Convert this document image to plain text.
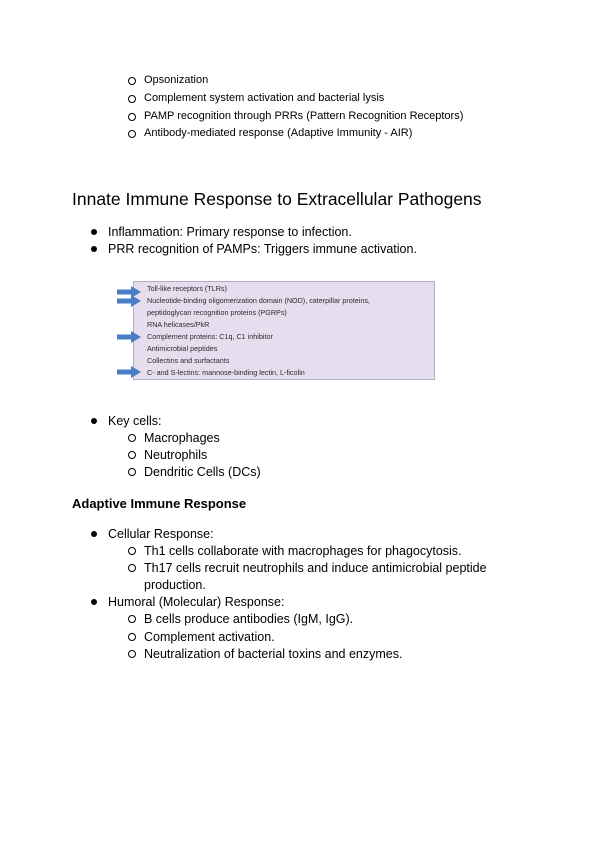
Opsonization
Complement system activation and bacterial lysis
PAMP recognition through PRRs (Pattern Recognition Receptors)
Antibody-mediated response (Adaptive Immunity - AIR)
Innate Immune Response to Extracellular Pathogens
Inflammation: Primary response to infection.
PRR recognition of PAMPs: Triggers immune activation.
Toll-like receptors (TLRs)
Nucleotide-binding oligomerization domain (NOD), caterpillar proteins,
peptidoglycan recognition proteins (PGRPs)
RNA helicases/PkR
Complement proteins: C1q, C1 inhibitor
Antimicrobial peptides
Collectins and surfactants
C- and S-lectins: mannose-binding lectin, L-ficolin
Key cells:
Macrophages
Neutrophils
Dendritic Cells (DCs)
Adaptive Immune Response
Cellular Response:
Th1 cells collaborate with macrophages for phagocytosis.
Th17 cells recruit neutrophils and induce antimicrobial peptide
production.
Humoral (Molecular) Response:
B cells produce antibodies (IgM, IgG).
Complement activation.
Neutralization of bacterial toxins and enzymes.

**About this task**: Looking at the entries above, state how many lines contain "recognition"; give the number alone.

**Answer for this exercise**: 3